[Collected data]
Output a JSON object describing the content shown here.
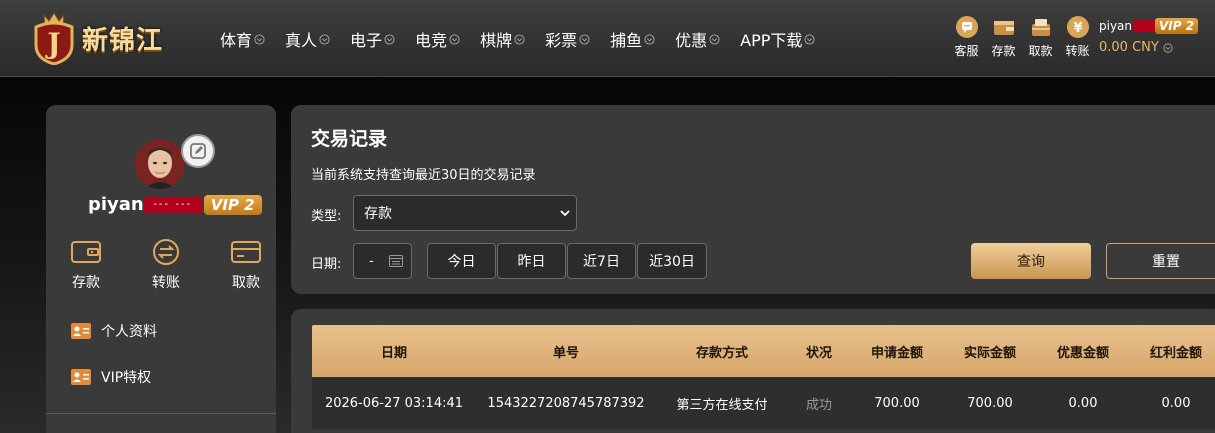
{
  "header": {
    "logo_text": "新锦江",
    "logo_letter": "J",
    "nav": [
      {
        "label": "体育"
      },
      {
        "label": "真人"
      },
      {
        "label": "电子"
      },
      {
        "label": "电竞"
      },
      {
        "label": "棋牌"
      },
      {
        "label": "彩票"
      },
      {
        "label": "捕鱼"
      },
      {
        "label": "优惠"
      },
      {
        "label": "APP下载"
      }
    ],
    "actions": [
      {
        "label": "客服",
        "icon": "customer-service-icon"
      },
      {
        "label": "存款",
        "icon": "wallet-icon"
      },
      {
        "label": "取款",
        "icon": "withdraw-icon"
      },
      {
        "label": "转账",
        "icon": "transfer-icon"
      }
    ],
    "user": {
      "name": "piyan",
      "vip": "VIP 2",
      "balance": "0.00 CNY"
    }
  },
  "sidebar": {
    "username": "piyan",
    "redacted": "--- ---",
    "vip": "VIP 2",
    "quick_actions": [
      {
        "label": "存款",
        "icon": "wallet-icon"
      },
      {
        "label": "转账",
        "icon": "transfer-icon"
      },
      {
        "label": "取款",
        "icon": "card-icon"
      }
    ],
    "menu": [
      {
        "label": "个人资料",
        "icon": "profile-card-icon"
      },
      {
        "label": "VIP特权",
        "icon": "vip-card-icon"
      }
    ]
  },
  "query": {
    "title": "交易记录",
    "subtitle": "当前系统支持查询最近30日的交易记录",
    "type_label": "类型:",
    "type_value": "存款",
    "date_label": "日期:",
    "date_value": "-",
    "ranges": [
      "今日",
      "昨日",
      "近7日",
      "近30日"
    ],
    "search_label": "查询",
    "reset_label": "重置"
  },
  "table": {
    "columns": [
      "日期",
      "单号",
      "存款方式",
      "状况",
      "申请金额",
      "实际金额",
      "优惠金额",
      "红利金额"
    ],
    "rows": [
      [
        "2026-06-27 03:14:41",
        "1543227208745787392",
        "第三方在线支付",
        "成功",
        "700.00",
        "700.00",
        "0.00",
        "0.00"
      ]
    ]
  },
  "colors": {
    "accent": "#d7a66a",
    "vip": "#c07a18",
    "redact": "#b3001b"
  }
}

Request:
Reproduce the data word for word, excluding its pictures.

Result for this task:
Output a JSON object describing the content shown here.
{
  "header": {
    "logo_text": "新锦江",
    "logo_letter": "J",
    "nav": [
      {
        "label": "体育"
      },
      {
        "label": "真人"
      },
      {
        "label": "电子"
      },
      {
        "label": "电竞"
      },
      {
        "label": "棋牌"
      },
      {
        "label": "彩票"
      },
      {
        "label": "捕鱼"
      },
      {
        "label": "优惠"
      },
      {
        "label": "APP下载"
      }
    ],
    "actions": [
      {
        "label": "客服",
        "icon": "customer-service-icon"
      },
      {
        "label": "存款",
        "icon": "wallet-icon"
      },
      {
        "label": "取款",
        "icon": "withdraw-icon"
      },
      {
        "label": "转账",
        "icon": "transfer-icon"
      }
    ],
    "user": {
      "name": "piyan",
      "vip": "VIP 2",
      "balance": "0.00 CNY"
    }
  },
  "sidebar": {
    "username": "piyan",
    "redacted": "--- ---",
    "vip": "VIP 2",
    "quick_actions": [
      {
        "label": "存款",
        "icon": "wallet-icon"
      },
      {
        "label": "转账",
        "icon": "transfer-icon"
      },
      {
        "label": "取款",
        "icon": "card-icon"
      }
    ],
    "menu": [
      {
        "label": "个人资料",
        "icon": "profile-card-icon"
      },
      {
        "label": "VIP特权",
        "icon": "vip-card-icon"
      }
    ]
  },
  "query": {
    "title": "交易记录",
    "subtitle": "当前系统支持查询最近30日的交易记录",
    "type_label": "类型:",
    "type_value": "存款",
    "date_label": "日期:",
    "date_value": "-",
    "ranges": [
      "今日",
      "昨日",
      "近7日",
      "近30日"
    ],
    "search_label": "查询",
    "reset_label": "重置"
  },
  "table": {
    "columns": [
      "日期",
      "单号",
      "存款方式",
      "状况",
      "申请金额",
      "实际金额",
      "优惠金额",
      "红利金额"
    ],
    "rows": [
      [
        "2026-06-27 03:14:41",
        "1543227208745787392",
        "第三方在线支付",
        "成功",
        "700.00",
        "700.00",
        "0.00",
        "0.00"
      ]
    ]
  },
  "colors": {
    "accent": "#d7a66a",
    "vip": "#c07a18",
    "redact": "#b3001b"
  }
}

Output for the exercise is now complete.